====== Material supplied

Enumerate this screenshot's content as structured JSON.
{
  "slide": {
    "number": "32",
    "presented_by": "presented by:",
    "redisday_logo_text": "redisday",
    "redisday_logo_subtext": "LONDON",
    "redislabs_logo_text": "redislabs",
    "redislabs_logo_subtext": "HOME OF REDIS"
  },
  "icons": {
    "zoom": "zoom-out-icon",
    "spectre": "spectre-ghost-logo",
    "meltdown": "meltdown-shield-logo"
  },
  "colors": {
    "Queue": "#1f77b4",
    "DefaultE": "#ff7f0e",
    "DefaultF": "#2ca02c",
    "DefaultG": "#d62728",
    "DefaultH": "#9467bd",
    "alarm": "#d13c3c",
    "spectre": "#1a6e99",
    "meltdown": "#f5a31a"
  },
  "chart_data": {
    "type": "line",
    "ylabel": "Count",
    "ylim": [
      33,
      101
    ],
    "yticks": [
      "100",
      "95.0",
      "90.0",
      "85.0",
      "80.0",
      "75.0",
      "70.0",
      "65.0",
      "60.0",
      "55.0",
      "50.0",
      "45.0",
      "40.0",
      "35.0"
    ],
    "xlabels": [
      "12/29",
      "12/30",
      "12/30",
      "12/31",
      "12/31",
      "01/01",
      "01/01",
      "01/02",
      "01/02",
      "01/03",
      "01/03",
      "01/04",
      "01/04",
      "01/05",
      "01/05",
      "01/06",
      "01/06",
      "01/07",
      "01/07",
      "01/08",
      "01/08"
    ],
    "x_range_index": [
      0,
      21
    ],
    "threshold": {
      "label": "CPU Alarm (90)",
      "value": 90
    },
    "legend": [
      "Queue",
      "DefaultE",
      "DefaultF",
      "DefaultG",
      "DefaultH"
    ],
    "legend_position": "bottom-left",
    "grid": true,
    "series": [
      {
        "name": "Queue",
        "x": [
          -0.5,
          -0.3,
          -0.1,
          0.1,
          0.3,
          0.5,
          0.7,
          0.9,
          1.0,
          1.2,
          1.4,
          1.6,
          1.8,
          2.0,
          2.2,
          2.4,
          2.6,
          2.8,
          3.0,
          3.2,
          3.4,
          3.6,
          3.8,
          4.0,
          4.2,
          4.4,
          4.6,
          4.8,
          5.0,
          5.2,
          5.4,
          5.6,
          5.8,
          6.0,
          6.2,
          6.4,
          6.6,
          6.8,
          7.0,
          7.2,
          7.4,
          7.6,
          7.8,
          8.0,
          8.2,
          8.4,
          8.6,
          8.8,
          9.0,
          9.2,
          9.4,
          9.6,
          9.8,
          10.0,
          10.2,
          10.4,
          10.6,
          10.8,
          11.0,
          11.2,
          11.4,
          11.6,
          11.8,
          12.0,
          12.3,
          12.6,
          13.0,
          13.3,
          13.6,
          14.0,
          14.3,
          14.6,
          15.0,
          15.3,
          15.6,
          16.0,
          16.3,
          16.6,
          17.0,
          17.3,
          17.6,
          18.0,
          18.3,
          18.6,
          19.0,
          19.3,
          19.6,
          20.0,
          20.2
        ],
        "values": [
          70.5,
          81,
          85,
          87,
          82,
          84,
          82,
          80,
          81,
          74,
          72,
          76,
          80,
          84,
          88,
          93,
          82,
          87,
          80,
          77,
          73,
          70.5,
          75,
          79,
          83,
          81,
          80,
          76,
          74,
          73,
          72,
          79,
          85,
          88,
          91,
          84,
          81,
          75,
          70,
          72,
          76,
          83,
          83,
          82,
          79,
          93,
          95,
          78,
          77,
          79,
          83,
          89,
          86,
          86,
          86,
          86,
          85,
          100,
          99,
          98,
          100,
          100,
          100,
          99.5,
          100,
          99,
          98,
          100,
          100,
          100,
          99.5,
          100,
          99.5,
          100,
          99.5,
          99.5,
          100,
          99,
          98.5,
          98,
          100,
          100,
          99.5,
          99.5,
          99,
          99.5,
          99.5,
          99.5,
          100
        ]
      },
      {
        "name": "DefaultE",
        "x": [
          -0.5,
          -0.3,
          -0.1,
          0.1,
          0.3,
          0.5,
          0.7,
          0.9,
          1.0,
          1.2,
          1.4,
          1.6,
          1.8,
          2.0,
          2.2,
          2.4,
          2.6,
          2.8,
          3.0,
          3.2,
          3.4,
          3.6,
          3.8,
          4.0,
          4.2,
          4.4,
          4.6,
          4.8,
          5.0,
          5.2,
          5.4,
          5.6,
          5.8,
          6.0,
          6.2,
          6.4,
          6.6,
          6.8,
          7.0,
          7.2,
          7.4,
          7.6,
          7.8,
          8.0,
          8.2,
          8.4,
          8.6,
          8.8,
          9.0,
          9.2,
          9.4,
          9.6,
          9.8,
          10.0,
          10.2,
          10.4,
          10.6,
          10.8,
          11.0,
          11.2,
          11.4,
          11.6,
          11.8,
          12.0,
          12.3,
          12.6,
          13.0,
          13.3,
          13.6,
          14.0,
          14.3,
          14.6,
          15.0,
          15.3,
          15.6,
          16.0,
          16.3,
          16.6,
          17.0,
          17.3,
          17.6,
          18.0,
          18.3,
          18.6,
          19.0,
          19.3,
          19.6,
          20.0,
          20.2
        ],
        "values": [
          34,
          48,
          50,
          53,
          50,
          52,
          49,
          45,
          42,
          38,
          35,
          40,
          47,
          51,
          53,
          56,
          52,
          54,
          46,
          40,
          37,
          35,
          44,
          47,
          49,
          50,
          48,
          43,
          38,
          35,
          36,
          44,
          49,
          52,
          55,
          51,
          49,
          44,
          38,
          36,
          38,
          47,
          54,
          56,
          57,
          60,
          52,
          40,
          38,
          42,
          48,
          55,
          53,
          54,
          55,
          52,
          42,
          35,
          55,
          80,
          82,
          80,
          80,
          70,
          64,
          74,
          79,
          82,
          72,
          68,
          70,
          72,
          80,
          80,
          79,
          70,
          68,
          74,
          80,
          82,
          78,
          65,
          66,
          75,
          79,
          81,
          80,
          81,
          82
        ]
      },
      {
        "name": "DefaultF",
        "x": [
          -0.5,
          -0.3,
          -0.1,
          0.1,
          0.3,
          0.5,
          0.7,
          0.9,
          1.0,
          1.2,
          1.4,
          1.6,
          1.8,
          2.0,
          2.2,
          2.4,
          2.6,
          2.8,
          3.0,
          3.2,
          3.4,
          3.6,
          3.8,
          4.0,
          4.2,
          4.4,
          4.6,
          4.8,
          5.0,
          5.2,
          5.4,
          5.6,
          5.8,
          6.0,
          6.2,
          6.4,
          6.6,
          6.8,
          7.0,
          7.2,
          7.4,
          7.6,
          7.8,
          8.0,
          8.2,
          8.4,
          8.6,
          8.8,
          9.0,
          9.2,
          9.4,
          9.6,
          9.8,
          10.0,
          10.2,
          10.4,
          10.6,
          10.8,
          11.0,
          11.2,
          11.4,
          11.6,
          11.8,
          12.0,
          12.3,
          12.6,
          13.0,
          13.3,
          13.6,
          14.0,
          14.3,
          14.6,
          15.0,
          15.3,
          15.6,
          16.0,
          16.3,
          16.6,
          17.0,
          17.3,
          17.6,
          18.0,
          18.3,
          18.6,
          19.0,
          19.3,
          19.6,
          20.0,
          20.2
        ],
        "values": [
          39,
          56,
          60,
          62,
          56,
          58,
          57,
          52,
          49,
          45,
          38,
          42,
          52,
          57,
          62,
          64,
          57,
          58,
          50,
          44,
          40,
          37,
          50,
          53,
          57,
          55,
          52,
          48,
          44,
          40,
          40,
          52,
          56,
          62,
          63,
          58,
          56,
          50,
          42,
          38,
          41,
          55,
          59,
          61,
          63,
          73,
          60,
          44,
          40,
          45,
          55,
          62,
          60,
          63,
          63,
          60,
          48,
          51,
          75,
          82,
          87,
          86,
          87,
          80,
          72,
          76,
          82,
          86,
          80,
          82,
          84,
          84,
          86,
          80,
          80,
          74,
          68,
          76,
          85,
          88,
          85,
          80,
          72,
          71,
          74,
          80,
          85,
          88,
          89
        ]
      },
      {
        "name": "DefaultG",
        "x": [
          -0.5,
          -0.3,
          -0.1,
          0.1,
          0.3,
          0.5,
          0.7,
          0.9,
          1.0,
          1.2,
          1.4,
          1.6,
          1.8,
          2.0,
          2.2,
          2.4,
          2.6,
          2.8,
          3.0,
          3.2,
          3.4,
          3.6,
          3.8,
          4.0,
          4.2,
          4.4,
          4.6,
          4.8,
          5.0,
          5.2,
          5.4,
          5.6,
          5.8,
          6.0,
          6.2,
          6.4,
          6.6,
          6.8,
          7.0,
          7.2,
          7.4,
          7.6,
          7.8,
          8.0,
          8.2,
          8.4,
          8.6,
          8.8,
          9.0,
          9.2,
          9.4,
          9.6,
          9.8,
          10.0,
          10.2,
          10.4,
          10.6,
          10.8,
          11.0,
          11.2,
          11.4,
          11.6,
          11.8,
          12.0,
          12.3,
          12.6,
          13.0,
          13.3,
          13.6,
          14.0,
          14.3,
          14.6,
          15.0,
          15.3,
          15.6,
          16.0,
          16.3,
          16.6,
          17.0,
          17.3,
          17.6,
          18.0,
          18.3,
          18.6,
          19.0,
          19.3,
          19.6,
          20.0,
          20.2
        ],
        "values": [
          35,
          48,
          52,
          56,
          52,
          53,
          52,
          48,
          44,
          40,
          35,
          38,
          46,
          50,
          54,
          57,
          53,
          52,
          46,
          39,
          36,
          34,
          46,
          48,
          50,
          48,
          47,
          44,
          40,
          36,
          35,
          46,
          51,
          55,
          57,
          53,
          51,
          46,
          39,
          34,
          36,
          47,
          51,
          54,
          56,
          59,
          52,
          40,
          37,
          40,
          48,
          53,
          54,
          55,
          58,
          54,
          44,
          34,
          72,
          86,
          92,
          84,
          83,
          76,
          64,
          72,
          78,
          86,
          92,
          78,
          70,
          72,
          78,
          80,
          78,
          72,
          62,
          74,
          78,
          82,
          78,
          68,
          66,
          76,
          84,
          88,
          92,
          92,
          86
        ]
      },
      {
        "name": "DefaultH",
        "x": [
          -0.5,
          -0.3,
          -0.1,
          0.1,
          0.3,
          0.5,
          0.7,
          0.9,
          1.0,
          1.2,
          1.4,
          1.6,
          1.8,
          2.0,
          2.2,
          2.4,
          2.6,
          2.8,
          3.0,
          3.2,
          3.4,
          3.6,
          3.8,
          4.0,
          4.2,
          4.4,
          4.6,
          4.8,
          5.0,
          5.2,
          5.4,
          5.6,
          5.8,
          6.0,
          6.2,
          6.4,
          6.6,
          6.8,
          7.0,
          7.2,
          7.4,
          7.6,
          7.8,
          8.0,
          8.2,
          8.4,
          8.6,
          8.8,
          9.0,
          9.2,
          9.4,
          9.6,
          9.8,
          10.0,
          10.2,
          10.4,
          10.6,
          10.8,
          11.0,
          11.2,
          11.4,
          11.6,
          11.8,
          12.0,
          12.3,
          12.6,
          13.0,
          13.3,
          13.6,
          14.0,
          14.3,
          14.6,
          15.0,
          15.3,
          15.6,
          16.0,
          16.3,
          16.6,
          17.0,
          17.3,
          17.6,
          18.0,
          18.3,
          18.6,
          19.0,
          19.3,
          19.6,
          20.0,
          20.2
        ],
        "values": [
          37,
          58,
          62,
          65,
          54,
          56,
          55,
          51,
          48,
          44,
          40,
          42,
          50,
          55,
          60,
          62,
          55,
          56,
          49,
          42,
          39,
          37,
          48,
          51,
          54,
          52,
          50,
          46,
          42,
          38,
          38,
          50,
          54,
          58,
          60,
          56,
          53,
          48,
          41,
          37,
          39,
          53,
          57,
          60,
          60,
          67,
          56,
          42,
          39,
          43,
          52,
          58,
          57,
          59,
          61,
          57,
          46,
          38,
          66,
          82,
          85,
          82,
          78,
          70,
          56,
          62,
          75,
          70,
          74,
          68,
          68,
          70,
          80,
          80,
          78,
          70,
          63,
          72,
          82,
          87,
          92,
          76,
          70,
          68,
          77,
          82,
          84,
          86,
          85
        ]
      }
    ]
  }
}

============

- What you are asked to do
Using the records above, select and copy every line that has the word "DefaultG".

- In response
    "DefaultG": "#d62728",
      "DefaultG",
        "name": "DefaultG",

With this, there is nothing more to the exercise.